= Input rows =
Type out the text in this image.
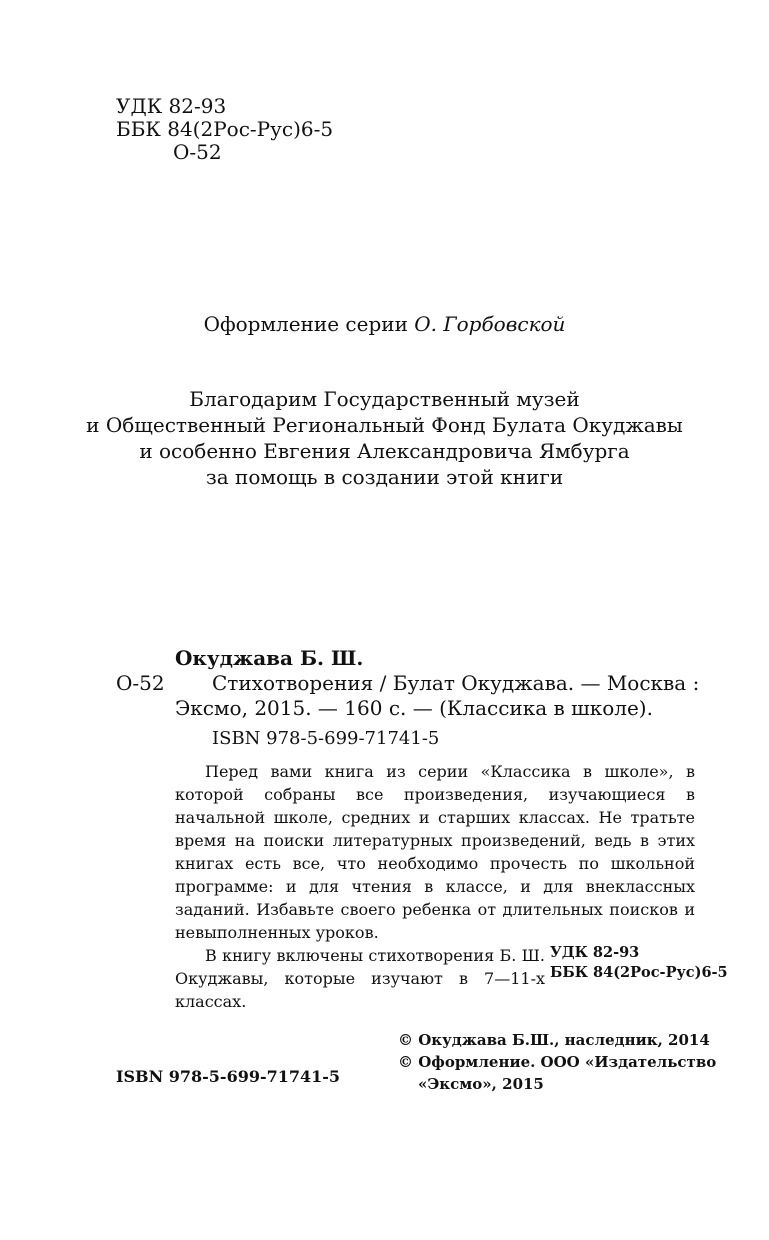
УДК 82-93
ББК 84(2Рос-Рус)6-5
О-52
Оформление серии О. Горбовской
Благодарим Государственный музей
и Общественный Региональный Фонд Булата Окуджавы
и особенно Евгения Александровича Ямбурга
за помощь в создании этой книги
Окуджава Б. Ш.
О-52 Стихотворения / Булат Окуджава. — Москва :
Эксмо, 2015. — 160 с. — (Классика в школе).
ISBN 978-5-699-71741-5

Перед вами книга из серии «Классика в школе», в которой собраны все произведения, изучающиеся в начальной школе, средних и старших классах. Не тратьте время на поиски литературных произведений, ведь в этих книгах есть все, что необходимо прочесть по школьной программе: и для чтения в классе, и для внеклассных заданий. Избавьте своего ребенка от длительных поисков и невыполненных уроков.

В книгу включены стихотворения Б. Ш. Окуджавы, которые изучают в 7—11-х классах.

УДК 82-93
ББК 84(2Рос-Рус)6-5
© Окуджава Б.Ш., наследник, 2014
© Оформление. ООО «Издательство
«Эксмо», 2015
ISBN 978-5-699-71741-5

= Exercise brief =
Write out the listing above again, exactly, but with no pictures in the copy.

= Response to this exercise =
Type out the text in this image.
УДК 82-93
ББК 84(2Рос-Рус)6-5
О-52
Оформление серии О. Горбовской
Благодарим Государственный музей
и Общественный Региональный Фонд Булата Окуджавы
и особенно Евгения Александровича Ямбурга
за помощь в создании этой книги
Окуджава Б. Ш.
О-52 Стихотворения / Булат Окуджава. — Москва :
Эксмо, 2015. — 160 с. — (Классика в школе).
ISBN 978-5-699-71741-5

Перед вами книга из серии «Классика в школе», в которой собраны все произведения, изучающиеся в начальной школе, средних и старших классах. Не тратьте время на поиски литературных произведений, ведь в этих книгах есть все, что необходимо прочесть по школьной программе: и для чтения в классе, и для внеклассных заданий. Избавьте своего ребенка от длительных поисков и невыполненных уроков.

В книгу включены стихотворения Б. Ш. Окуджавы, которые изучают в 7—11-х классах.

УДК 82-93
ББК 84(2Рос-Рус)6-5
© Окуджава Б.Ш., наследник, 2014
© Оформление. ООО «Издательство
«Эксмо», 2015
ISBN 978-5-699-71741-5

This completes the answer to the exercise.